• [INSTRUKSI 1]
Ketik ulang catatan di bawah ini tanpa perubahan, semuanya dari baris pertama catatan sampai baris yang memuat "form-line-declarante <box>396 879".
|---|
Uups…., tapi tunggu Bro. Tiba-tiba aku teringat argumentasi favorite para perokok (ga nyambungkan??? Red). “Nggak merokok pasti mati, merokok juga mati, jadi buat apa berhenti merokok?”. Nah hubungannya adalah sebagai berikut: Jika memang Bumi ditakdirkan untuk bersiklus, dan zaman es merupakan harga mati yang tak bisa ditawar-tawar lagi, jadi untuk apa bertindak?

Aku percaya bahwa Bumi pasti memiliki mekanisme alamiah untuk menjaga keseimbangannya. Manusia boleh saja merasa berkuasa atasnya, tapi Bumi akan bergerak ke arah yang memang harus dituju, terserah kita berkata dan bertindak apa. Namun itu tidak berarti korelasi Bumi dan manusia merupakan korelasi yang terpisah. Barangkali kita tidak bisa mencegah, tapi kita bisa menunda. Mungkin ini adalah pendekatan paling realistis yang bisa kita fikirkan sementara ini, sebagaimana tanda bahaya bencana alam seperti tsunami atau puting beliung yang diperjuangkan agar bisa mendeteksi bencana lebih awal. Kalaupun bencana itu tidak bisa dicegah, tapi dengan tanda bahaya yang lebih awal, maka tenggat waktu pun lebih panjang untuk kita menyelamatkan diri. Jika umat manusia bisa memberi cadangan napas satu-dua pada Bumi, barangkali kita pun punya cadangan waktu untuk lebih bersiap dan menyelamatkan peradaban ini.
|---|
• [INSTRUKSI 2]
Menurut kutipan teks tentang Bumi dan zaman es, apa yang masih bisa dilakukan manusia walaupun tidak bisa mencegah?

• [DATA LATIHAN]
|---|
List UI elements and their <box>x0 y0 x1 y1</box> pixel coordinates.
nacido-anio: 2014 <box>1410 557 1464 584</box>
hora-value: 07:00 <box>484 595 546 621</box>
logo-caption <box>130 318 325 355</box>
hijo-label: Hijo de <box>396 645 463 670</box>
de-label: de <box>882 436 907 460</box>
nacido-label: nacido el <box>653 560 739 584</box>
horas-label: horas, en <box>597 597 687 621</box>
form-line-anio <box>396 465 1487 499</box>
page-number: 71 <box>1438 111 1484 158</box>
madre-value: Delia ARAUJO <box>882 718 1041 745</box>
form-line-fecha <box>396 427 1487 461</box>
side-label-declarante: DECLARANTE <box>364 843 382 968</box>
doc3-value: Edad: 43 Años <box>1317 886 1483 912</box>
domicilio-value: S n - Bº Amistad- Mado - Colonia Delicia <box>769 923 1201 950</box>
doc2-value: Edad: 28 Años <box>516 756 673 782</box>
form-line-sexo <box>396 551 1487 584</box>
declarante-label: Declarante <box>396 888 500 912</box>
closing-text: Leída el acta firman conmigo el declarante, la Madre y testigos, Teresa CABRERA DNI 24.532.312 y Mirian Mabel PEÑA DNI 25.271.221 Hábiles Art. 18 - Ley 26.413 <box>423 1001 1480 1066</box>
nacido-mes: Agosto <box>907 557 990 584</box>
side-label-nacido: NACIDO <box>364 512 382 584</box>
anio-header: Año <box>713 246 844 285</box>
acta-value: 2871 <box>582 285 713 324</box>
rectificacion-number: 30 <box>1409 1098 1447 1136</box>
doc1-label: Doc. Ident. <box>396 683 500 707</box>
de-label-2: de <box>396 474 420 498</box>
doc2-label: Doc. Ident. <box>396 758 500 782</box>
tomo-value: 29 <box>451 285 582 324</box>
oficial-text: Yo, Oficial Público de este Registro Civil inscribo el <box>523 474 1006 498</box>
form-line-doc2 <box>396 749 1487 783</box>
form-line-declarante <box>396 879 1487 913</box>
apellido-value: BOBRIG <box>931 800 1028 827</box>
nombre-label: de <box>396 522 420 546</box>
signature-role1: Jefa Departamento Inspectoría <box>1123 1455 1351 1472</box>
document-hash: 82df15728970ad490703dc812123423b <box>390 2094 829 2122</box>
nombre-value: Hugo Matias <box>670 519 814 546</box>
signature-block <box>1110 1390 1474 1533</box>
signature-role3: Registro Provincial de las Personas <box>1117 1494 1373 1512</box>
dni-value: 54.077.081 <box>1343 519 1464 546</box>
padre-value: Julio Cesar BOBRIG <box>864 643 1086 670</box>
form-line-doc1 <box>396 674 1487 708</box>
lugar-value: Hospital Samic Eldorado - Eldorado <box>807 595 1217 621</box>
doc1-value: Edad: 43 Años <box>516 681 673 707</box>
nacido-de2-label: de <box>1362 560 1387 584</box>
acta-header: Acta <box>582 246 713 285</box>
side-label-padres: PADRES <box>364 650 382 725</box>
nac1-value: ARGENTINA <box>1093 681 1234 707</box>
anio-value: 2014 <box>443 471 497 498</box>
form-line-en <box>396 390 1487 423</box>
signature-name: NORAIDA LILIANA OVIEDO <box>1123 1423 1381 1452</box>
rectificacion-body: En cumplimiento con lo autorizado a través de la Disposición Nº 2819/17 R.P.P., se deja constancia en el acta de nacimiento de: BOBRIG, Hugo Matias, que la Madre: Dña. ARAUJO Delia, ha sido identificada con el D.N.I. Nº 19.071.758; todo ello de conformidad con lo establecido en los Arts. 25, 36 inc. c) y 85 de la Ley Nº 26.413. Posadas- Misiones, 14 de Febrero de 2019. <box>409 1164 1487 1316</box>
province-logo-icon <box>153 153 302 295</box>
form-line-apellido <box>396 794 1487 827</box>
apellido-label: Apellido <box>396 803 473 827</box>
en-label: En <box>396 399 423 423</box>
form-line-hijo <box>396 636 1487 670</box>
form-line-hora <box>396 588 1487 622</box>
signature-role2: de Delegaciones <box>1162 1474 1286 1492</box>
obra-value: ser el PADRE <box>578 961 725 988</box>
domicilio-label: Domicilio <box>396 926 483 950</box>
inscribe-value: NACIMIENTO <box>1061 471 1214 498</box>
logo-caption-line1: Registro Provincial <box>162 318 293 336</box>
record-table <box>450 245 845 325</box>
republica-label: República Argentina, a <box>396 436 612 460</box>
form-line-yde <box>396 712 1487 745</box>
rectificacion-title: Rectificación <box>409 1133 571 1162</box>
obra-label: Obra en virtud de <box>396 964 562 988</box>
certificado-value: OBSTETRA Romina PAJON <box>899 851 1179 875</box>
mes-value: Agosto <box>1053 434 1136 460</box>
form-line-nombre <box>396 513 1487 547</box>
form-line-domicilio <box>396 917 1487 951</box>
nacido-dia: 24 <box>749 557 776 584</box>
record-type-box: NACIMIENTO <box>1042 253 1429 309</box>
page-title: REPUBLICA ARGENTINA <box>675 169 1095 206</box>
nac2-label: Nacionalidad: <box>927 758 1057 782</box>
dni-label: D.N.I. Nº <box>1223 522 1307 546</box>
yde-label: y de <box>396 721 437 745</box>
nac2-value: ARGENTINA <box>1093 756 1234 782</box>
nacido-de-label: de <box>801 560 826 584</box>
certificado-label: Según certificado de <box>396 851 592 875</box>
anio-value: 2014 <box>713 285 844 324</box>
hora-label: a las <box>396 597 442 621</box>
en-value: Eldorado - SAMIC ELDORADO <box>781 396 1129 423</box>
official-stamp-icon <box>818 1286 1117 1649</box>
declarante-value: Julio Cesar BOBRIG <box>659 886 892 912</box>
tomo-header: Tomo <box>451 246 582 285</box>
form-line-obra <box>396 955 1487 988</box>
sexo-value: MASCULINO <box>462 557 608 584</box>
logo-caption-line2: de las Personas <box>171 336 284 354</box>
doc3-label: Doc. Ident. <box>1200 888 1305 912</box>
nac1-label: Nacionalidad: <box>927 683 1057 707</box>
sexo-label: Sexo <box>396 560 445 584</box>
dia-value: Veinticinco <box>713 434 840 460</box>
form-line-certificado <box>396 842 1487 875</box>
|---|
• [HASIL TUGAS 1]
List UI elements and their <box>x0 y0 x1 y1</box> pixel coordinates.
nacido-anio: 2014 <box>1410 557 1464 584</box>
hora-value: 07:00 <box>484 595 546 621</box>
logo-caption <box>130 318 325 355</box>
hijo-label: Hijo de <box>396 645 463 670</box>
de-label: de <box>882 436 907 460</box>
nacido-label: nacido el <box>653 560 739 584</box>
horas-label: horas, en <box>597 597 687 621</box>
form-line-anio <box>396 465 1487 499</box>
page-number: 71 <box>1438 111 1484 158</box>
madre-value: Delia ARAUJO <box>882 718 1041 745</box>
form-line-fecha <box>396 427 1487 461</box>
side-label-declarante: DECLARANTE <box>364 843 382 968</box>
doc3-value: Edad: 43 Años <box>1317 886 1483 912</box>
domicilio-value: S n - Bº Amistad- Mado - Colonia Delicia <box>769 923 1201 950</box>
doc2-value: Edad: 28 Años <box>516 756 673 782</box>
form-line-sexo <box>396 551 1487 584</box>
declarante-label: Declarante <box>396 888 500 912</box>
closing-text: Leída el acta firman conmigo el declarante, la Madre y testigos, Teresa CABRERA DNI 24.532.312 y Mirian Mabel PEÑA DNI 25.271.221 Hábiles Art. 18 - Ley 26.413 <box>423 1001 1480 1066</box>
nacido-mes: Agosto <box>907 557 990 584</box>
side-label-nacido: NACIDO <box>364 512 382 584</box>
anio-header: Año <box>713 246 844 285</box>
acta-value: 2871 <box>582 285 713 324</box>
rectificacion-number: 30 <box>1409 1098 1447 1136</box>
doc1-label: Doc. Ident. <box>396 683 500 707</box>
de-label-2: de <box>396 474 420 498</box>
doc2-label: Doc. Ident. <box>396 758 500 782</box>
tomo-value: 29 <box>451 285 582 324</box>
oficial-text: Yo, Oficial Público de este Registro Civil inscribo el <box>523 474 1006 498</box>
form-line-doc2 <box>396 749 1487 783</box>
form-line-declarante <box>396 879 1487 913</box>

• [HASIL TUGAS 2]
Menunda.